_REQUIREMENT_
Work out how many lines include "area" and answer with that number only.

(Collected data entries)
______
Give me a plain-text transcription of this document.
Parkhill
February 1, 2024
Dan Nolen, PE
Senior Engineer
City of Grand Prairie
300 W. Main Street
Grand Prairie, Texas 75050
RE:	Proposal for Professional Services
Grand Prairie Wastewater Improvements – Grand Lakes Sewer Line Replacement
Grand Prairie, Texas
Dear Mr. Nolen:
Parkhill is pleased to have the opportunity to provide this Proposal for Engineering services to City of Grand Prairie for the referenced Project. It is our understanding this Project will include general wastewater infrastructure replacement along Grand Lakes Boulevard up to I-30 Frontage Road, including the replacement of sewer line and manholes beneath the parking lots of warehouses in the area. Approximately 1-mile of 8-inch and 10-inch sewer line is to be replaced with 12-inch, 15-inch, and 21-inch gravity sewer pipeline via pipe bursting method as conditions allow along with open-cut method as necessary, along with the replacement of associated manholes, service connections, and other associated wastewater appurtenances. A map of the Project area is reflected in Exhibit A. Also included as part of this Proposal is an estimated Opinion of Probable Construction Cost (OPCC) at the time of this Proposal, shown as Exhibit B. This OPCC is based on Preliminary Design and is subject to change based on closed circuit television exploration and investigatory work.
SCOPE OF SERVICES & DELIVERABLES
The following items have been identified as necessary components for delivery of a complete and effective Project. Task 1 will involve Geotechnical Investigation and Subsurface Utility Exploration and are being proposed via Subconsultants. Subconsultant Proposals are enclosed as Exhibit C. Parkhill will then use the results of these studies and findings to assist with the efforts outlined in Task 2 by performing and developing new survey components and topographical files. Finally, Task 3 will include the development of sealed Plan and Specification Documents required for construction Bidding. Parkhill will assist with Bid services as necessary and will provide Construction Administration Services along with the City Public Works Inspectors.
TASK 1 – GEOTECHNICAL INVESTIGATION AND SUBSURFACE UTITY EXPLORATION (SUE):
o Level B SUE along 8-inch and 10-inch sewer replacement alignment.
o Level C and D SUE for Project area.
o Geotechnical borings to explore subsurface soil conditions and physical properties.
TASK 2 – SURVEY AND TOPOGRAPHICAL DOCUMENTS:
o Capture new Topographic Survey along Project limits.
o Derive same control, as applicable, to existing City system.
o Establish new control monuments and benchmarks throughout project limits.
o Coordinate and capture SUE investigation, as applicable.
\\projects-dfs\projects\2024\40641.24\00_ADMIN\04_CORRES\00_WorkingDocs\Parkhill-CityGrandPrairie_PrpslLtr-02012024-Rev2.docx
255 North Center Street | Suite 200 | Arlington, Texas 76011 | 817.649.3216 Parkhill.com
______
_SOLUTION_
2